--- begin DATA FOR PROCESSING ---

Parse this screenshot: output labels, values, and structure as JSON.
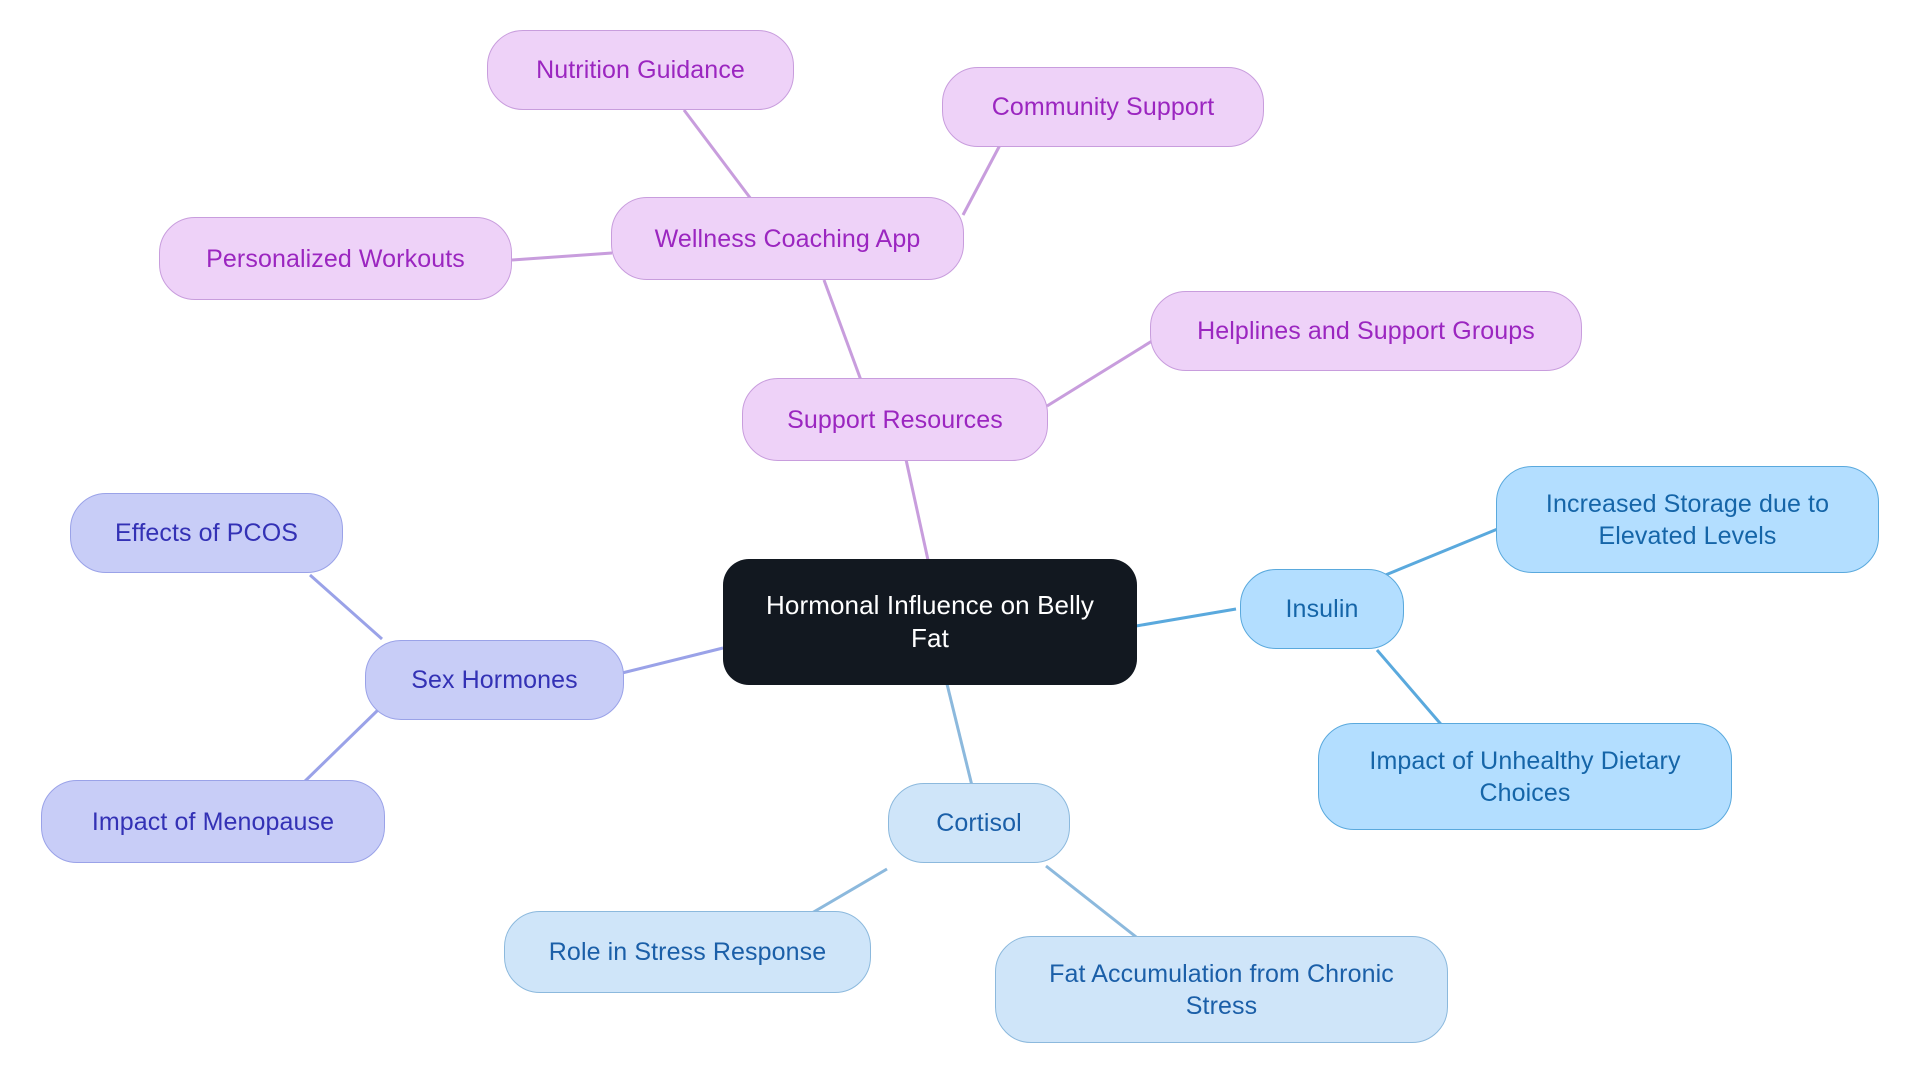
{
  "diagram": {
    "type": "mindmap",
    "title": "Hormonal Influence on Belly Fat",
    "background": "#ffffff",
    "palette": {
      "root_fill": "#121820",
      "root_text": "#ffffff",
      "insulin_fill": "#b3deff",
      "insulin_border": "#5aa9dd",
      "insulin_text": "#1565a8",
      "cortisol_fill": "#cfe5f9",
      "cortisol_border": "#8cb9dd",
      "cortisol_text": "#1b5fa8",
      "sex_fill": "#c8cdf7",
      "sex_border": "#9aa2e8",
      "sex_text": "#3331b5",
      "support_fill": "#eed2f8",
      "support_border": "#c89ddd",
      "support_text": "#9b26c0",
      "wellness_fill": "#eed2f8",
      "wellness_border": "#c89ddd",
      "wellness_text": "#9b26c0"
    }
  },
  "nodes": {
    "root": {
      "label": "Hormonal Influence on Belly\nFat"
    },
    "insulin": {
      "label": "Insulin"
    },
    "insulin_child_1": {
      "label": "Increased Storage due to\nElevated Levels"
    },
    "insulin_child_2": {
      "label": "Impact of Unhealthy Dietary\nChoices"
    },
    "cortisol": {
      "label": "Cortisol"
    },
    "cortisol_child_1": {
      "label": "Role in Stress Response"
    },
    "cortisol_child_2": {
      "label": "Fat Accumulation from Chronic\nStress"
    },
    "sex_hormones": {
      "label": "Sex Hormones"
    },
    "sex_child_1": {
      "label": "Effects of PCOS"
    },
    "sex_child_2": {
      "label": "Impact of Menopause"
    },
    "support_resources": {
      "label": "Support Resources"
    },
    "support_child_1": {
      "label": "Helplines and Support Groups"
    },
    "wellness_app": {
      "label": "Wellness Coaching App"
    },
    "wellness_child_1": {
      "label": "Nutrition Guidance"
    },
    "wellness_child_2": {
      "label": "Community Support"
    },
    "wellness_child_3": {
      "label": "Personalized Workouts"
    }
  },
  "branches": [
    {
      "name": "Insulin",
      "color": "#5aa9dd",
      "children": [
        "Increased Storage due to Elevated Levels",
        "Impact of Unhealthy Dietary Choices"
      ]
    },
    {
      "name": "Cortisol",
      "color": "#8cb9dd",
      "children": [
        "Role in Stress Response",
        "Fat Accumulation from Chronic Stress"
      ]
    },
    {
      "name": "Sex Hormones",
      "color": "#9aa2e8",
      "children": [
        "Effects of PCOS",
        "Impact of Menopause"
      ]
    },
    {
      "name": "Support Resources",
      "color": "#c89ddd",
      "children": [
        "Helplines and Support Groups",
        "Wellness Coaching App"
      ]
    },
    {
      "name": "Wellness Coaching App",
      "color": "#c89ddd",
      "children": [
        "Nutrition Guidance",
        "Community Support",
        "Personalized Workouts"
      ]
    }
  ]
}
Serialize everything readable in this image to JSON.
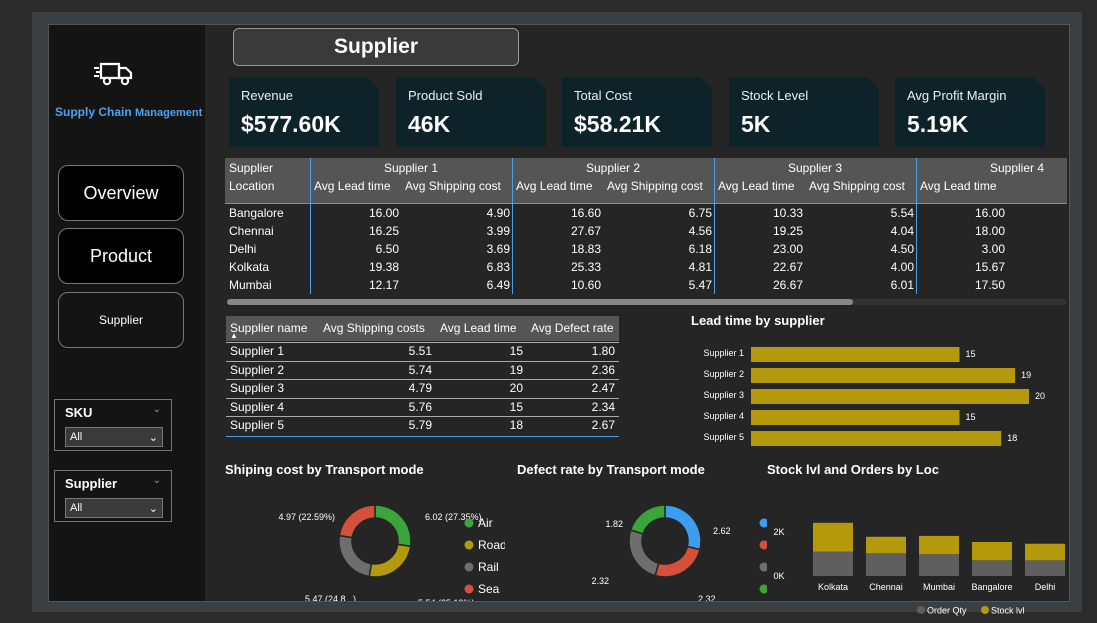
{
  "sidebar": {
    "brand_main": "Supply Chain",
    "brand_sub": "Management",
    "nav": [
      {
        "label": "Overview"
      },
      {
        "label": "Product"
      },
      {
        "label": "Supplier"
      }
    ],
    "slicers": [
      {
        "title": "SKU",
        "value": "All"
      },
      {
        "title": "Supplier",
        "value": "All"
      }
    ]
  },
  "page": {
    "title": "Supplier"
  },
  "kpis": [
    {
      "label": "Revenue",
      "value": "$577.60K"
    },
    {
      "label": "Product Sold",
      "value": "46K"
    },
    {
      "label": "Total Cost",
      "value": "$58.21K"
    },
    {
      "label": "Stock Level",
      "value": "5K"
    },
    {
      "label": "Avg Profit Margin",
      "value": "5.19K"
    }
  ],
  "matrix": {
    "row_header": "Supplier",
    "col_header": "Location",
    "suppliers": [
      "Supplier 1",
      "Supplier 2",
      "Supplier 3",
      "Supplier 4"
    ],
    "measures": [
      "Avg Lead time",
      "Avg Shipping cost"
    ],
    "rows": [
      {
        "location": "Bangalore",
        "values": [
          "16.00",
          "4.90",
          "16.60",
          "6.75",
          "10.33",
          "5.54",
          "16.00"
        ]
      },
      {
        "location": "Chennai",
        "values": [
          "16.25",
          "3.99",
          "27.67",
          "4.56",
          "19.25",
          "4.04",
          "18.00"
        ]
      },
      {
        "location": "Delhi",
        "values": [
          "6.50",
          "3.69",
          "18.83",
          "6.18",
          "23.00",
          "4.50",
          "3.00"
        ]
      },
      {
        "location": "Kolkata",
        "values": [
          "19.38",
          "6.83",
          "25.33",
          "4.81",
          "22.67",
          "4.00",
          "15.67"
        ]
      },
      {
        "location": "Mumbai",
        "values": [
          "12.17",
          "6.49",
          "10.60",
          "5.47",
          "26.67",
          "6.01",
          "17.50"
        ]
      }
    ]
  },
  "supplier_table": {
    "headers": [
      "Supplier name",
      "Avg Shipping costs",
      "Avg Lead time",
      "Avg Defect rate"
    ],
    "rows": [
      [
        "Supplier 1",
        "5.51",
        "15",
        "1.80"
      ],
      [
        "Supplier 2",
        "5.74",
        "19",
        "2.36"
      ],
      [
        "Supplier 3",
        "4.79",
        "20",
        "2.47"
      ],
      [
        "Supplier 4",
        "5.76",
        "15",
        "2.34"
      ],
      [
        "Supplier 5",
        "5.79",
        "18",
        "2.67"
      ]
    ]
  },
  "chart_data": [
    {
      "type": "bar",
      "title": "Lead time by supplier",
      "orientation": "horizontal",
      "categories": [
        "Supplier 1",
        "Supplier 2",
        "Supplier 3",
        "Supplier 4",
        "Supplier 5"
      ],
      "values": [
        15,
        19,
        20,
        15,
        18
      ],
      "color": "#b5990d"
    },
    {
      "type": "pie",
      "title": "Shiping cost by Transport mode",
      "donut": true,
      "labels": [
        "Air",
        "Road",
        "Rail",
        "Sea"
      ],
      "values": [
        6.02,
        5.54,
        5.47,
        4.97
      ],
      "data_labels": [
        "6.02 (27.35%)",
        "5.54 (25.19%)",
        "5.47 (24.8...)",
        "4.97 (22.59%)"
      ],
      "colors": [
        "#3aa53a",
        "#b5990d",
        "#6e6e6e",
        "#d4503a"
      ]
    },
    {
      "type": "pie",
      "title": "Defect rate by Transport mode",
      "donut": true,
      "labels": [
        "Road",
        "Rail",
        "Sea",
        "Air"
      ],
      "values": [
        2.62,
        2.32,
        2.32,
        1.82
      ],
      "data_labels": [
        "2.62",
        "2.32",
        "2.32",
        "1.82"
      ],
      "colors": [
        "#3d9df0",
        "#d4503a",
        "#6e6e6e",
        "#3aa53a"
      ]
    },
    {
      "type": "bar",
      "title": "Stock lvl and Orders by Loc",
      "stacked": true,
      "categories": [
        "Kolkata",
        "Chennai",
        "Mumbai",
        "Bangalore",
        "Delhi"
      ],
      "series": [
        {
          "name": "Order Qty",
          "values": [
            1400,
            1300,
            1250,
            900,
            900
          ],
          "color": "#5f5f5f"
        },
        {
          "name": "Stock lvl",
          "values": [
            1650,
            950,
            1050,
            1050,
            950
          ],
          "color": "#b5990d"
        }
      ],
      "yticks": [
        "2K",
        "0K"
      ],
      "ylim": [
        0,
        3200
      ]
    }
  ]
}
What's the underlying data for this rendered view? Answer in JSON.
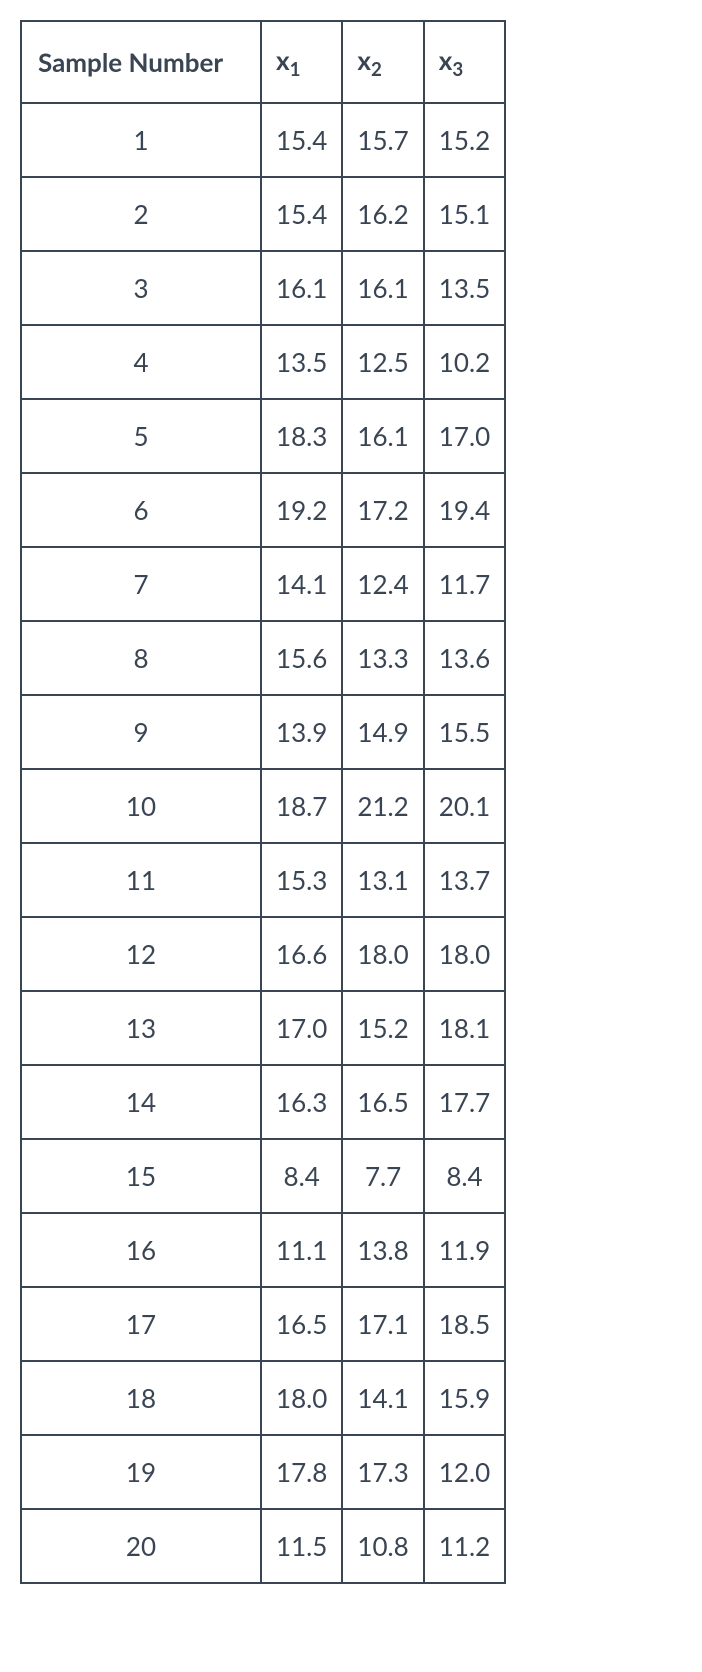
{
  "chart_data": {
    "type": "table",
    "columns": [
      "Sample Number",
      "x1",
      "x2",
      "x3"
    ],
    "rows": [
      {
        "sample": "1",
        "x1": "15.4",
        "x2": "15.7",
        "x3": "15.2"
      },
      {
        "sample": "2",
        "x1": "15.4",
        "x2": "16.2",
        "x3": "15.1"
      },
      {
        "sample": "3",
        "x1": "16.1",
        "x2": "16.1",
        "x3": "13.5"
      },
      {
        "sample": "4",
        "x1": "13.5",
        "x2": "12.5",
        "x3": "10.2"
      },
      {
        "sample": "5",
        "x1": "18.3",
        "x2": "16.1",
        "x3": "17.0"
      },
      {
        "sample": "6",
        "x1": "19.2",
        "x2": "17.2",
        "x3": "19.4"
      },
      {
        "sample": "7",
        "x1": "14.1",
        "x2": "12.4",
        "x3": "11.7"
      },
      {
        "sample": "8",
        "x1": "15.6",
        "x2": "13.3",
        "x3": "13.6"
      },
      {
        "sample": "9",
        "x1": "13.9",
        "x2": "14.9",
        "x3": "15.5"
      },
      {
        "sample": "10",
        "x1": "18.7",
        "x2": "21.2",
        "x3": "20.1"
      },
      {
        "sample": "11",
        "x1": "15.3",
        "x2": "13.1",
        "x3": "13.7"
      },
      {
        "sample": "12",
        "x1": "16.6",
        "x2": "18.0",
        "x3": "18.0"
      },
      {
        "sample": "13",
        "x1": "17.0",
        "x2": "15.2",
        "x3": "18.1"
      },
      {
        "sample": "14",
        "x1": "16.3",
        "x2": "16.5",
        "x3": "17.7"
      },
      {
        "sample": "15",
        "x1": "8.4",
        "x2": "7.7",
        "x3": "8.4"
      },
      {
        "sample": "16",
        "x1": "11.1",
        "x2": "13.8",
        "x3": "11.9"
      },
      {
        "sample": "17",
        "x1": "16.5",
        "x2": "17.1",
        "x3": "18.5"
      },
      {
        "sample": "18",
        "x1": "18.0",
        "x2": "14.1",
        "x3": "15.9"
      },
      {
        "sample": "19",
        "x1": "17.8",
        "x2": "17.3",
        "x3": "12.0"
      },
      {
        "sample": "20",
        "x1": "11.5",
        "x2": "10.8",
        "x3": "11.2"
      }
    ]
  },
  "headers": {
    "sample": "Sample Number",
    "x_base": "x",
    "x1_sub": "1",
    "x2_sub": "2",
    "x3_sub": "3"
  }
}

--- end DATA FOR PROCESSING ---

SHORT EXERCISE: Give only the number of lines in the material above that include the word "Guidance".

SOLVED PROBLEM: 2